### Written problem
Among the lines listed below, count those that include the string "nicht", and state only the count.

### Information shown
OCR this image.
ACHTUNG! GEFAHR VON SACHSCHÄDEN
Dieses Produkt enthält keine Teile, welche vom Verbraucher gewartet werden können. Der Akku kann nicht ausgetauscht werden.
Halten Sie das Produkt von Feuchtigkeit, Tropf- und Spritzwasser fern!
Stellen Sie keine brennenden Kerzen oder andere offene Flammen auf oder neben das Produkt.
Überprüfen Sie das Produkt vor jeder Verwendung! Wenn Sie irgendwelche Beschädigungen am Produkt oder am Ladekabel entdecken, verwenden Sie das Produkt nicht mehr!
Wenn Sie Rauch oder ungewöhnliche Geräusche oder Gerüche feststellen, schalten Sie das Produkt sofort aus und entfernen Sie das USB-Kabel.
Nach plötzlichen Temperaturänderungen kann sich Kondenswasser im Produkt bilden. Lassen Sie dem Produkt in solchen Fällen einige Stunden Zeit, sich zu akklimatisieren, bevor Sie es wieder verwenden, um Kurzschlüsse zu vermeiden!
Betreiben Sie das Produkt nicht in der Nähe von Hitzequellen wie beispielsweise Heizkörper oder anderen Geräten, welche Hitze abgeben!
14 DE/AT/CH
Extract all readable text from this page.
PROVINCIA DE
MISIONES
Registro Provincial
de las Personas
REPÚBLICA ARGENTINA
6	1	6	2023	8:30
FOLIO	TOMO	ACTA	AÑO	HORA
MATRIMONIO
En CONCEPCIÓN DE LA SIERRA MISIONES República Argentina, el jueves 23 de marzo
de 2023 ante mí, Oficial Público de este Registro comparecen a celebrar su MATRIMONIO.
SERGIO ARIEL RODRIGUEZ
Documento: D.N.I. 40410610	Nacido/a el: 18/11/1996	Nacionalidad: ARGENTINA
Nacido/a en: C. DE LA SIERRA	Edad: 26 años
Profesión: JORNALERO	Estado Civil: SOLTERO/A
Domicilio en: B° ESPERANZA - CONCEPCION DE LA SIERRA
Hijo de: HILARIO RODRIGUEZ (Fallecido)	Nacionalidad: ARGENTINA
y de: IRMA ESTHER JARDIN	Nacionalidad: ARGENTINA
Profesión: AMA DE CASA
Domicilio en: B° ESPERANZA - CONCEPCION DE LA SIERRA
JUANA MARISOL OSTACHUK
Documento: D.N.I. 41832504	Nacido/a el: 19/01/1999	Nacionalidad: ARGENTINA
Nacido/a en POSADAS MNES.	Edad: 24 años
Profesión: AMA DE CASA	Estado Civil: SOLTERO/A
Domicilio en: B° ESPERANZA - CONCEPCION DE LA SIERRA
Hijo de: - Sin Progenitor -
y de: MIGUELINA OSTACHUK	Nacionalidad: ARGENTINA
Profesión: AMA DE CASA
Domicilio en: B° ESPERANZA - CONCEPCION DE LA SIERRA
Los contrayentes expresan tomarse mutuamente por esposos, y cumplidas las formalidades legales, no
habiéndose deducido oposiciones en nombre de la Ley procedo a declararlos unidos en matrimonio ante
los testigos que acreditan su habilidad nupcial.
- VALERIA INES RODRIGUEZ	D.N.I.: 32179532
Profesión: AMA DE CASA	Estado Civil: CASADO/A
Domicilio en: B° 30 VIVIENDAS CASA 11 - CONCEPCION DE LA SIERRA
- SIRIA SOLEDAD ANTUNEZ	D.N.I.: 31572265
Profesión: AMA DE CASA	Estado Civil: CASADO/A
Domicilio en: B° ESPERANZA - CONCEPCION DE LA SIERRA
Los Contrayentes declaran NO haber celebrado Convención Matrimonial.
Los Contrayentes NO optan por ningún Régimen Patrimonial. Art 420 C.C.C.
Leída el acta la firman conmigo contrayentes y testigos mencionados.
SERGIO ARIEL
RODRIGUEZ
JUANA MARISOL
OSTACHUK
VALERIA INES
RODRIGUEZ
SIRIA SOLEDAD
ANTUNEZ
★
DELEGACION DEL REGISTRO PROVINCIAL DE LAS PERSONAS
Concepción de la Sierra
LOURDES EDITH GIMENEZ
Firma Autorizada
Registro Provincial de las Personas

### Reply
3